-- Begin Excerpted data --

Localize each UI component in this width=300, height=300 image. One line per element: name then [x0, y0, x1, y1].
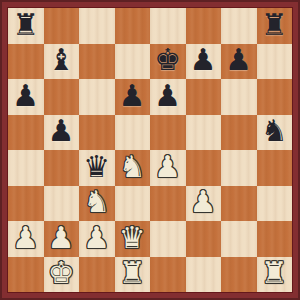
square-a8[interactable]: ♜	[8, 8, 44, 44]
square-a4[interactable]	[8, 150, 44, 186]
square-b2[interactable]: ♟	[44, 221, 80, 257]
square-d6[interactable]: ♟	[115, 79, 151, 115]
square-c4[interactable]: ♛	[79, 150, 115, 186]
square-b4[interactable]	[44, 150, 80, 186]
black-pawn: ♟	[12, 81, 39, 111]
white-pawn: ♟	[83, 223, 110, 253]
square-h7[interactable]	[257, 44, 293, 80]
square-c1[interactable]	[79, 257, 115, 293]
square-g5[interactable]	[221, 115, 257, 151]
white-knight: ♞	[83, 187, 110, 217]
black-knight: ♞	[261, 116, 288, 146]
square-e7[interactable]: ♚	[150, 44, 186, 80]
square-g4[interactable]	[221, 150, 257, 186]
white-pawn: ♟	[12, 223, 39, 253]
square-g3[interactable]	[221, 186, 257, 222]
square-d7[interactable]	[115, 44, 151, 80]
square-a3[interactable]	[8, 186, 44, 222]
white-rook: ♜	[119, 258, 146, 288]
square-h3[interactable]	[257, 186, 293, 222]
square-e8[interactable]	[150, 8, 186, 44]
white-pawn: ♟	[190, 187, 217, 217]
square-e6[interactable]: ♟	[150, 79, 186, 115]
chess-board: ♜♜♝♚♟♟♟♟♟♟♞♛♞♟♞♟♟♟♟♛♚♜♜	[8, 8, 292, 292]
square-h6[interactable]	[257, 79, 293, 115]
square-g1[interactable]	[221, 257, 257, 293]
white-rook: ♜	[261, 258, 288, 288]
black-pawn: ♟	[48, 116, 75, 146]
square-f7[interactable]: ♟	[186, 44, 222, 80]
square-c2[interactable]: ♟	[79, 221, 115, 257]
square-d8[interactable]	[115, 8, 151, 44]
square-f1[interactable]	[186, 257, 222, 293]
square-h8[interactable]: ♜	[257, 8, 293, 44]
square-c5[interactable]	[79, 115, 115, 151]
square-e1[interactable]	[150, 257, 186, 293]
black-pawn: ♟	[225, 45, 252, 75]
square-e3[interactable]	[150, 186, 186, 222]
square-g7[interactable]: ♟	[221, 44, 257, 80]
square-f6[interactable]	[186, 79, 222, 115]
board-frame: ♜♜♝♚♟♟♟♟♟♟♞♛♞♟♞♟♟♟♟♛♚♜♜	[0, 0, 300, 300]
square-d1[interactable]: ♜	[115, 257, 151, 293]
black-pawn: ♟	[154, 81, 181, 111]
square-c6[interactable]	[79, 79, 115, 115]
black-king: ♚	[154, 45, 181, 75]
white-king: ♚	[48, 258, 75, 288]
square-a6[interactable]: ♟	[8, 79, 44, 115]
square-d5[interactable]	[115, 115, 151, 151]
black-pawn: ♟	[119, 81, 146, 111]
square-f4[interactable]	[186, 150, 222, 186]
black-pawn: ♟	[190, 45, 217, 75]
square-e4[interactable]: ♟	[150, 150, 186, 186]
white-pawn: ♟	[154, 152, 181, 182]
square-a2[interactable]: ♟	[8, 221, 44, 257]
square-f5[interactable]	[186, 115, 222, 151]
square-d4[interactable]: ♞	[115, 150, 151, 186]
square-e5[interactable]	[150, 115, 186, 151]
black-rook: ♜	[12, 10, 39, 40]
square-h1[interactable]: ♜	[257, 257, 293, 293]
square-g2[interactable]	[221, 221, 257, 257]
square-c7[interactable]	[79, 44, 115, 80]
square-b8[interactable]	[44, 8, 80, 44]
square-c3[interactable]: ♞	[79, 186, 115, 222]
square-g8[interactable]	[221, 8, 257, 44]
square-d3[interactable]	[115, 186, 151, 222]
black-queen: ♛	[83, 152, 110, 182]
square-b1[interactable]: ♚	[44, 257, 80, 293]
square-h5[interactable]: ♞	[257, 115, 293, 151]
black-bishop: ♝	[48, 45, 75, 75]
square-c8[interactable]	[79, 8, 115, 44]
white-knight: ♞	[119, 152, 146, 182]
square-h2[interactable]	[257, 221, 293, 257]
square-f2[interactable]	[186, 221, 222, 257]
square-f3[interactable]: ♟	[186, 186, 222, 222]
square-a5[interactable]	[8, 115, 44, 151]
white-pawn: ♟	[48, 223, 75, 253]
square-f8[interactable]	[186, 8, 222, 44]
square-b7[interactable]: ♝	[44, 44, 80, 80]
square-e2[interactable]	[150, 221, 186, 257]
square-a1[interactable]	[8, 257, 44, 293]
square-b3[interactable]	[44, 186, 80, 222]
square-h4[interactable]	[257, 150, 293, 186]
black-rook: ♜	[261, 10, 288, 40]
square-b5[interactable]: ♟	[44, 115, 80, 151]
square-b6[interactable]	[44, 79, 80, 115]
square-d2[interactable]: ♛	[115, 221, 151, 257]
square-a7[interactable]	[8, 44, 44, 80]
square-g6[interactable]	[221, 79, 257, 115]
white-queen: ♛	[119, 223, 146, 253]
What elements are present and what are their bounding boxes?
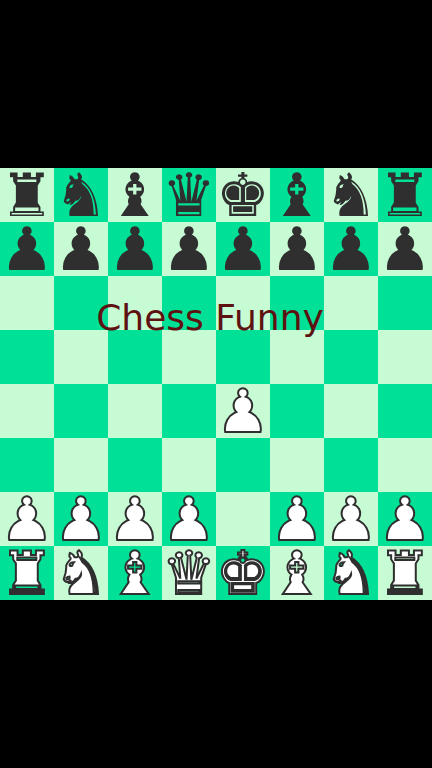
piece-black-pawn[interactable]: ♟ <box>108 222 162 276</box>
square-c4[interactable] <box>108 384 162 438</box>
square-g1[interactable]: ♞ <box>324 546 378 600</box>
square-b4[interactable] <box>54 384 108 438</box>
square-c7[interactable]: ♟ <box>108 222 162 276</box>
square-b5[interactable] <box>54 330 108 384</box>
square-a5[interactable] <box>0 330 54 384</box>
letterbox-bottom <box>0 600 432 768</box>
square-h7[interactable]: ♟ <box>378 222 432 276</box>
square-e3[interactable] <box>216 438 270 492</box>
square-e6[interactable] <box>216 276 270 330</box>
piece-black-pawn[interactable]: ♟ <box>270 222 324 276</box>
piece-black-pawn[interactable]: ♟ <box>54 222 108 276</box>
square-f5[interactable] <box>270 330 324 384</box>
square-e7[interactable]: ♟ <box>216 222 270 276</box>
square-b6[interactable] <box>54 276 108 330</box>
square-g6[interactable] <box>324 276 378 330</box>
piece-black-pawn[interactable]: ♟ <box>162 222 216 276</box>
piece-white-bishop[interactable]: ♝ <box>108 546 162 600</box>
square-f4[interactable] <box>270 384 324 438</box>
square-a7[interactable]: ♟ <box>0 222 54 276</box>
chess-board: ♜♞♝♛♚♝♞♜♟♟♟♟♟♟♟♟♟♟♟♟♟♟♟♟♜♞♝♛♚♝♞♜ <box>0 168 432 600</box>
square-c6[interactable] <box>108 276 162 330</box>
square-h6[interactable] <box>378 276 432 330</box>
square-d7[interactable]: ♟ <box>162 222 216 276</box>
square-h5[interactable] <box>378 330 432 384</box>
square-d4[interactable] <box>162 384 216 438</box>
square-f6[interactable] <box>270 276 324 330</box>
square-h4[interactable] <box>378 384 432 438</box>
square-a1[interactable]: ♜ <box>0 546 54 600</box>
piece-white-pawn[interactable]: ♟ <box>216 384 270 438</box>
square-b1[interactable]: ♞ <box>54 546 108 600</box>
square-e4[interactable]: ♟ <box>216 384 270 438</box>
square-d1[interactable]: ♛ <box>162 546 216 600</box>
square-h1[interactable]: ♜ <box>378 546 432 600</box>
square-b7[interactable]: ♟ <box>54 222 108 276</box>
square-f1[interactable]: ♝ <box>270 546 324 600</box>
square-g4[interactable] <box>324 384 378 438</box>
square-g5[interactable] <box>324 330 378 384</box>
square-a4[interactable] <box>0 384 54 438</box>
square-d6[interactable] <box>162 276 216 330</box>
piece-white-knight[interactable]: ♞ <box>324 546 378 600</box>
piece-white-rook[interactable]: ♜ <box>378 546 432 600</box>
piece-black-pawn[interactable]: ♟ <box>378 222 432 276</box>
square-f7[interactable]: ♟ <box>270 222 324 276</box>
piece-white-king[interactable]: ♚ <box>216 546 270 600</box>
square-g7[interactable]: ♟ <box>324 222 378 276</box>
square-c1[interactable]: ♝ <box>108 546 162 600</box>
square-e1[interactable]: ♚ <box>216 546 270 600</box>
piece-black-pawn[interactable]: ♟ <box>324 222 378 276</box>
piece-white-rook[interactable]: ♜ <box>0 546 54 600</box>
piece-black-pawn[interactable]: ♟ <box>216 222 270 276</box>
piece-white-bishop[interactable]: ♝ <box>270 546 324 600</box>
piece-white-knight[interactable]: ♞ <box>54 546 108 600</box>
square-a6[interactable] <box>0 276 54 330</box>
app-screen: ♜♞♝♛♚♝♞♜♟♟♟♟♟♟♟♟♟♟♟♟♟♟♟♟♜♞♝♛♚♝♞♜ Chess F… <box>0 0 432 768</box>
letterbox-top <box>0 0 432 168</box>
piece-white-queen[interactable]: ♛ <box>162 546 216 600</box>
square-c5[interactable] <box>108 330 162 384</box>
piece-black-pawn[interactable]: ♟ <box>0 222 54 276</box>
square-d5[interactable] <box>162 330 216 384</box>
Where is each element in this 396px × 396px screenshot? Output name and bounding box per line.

-- End Excerpted data --

**Given request**
Lay out the material from the line containing "piece-black-pawn[interactable]: ♟ <box>108" through the line containing "square-b5[interactable] <box>54 330" as a Markdown table with the columns Row and Line. Number each line in Row, copy it in Line, and skip any blank lines.

**Solution to this exercise**
| Row | Line |
|---|---|
| 1 | piece-black-pawn[interactable]: ♟ <box>108 222 162 276</box> |
| 2 | square-c4[interactable] <box>108 384 162 438</box> |
| 3 | square-g1[interactable]: ♞ <box>324 546 378 600</box> |
| 4 | square-b4[interactable] <box>54 384 108 438</box> |
| 5 | square-c7[interactable]: ♟ <box>108 222 162 276</box> |
| 6 | square-b5[interactable] <box>54 330 108 384</box> |